** Begin **

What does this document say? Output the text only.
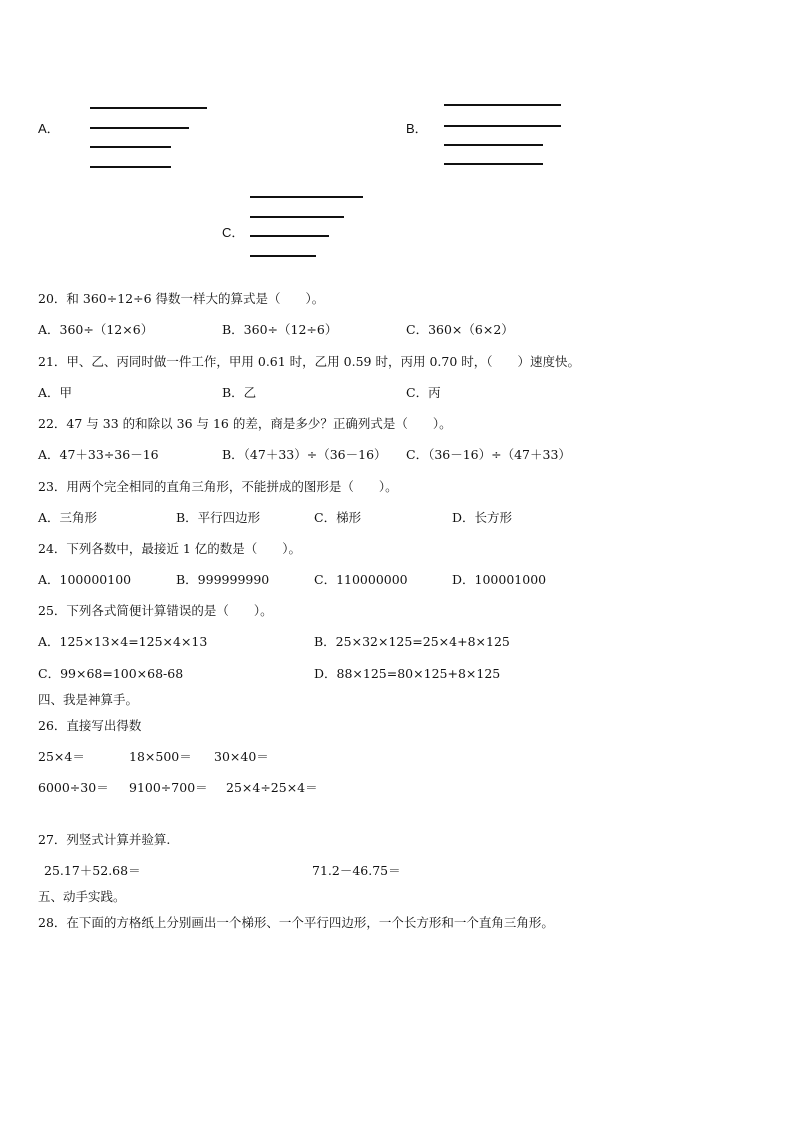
A．	B．
C．
20．和 360÷12÷6 得数一样大的算式是（　　）。
A．360÷（12×6）	B．360÷（12÷6）	C．360×（6×2）
21．甲、乙、丙同时做一件工作，甲用 0.61 时，乙用 0.59 时，丙用 0.70 时，（　　）速度快。
A．甲	B．乙	C．丙
22．47 与 33 的和除以 36 与 16 的差，商是多少？正确列式是（　　）。
A．47＋33÷36－16	B．（47＋33）÷（36－16） C．（36－16）÷（47＋33）
23．用两个完全相同的直角三角形，不能拼成的图形是（　　）。
A．三角形	B．平行四边形	C．梯形	D．长方形
24．下列各数中，最接近 1 亿的数是（　　）。
A．100000100	B．999999990	C．110000000	D．100001000
25．下列各式简便计算错误的是（　　）。
A．125×13×4=125×4×13	B．25×32×125=25×4+8×125
C．99×68=100×68-68	D．88×125=80×125+8×125
四、我是神算手。
26．直接写出得数
25×4＝	18×500＝ 30×40＝
6000÷30＝ 9100÷700＝ 25×4÷25×4＝
27．列竖式计算并验算.
25.17＋52.68＝	71.2－46.75＝
五、动手实践。
28．在下面的方格纸上分别画出一个梯形、一个平行四边形，一个长方形和一个直角三角形。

** End **

Without the images, write out each line of the data verbatim.

> **Written answer**:
What does this document say? Output the text only.
A．	B．
C．
20．和 360÷12÷6 得数一样大的算式是（　　）。
A．360÷（12×6）	B．360÷（12÷6）	C．360×（6×2）
21．甲、乙、丙同时做一件工作，甲用 0.61 时，乙用 0.59 时，丙用 0.70 时，（　　）速度快。
A．甲	B．乙	C．丙
22．47 与 33 的和除以 36 与 16 的差，商是多少？正确列式是（　　）。
A．47＋33÷36－16	B．（47＋33）÷（36－16） C．（36－16）÷（47＋33）
23．用两个完全相同的直角三角形，不能拼成的图形是（　　）。
A．三角形	B．平行四边形	C．梯形	D．长方形
24．下列各数中，最接近 1 亿的数是（　　）。
A．100000100	B．999999990	C．110000000	D．100001000
25．下列各式简便计算错误的是（　　）。
A．125×13×4=125×4×13	B．25×32×125=25×4+8×125
C．99×68=100×68-68	D．88×125=80×125+8×125
四、我是神算手。
26．直接写出得数
25×4＝	18×500＝ 30×40＝
6000÷30＝ 9100÷700＝ 25×4÷25×4＝
27．列竖式计算并验算.
25.17＋52.68＝	71.2－46.75＝
五、动手实践。
28．在下面的方格纸上分别画出一个梯形、一个平行四边形，一个长方形和一个直角三角形。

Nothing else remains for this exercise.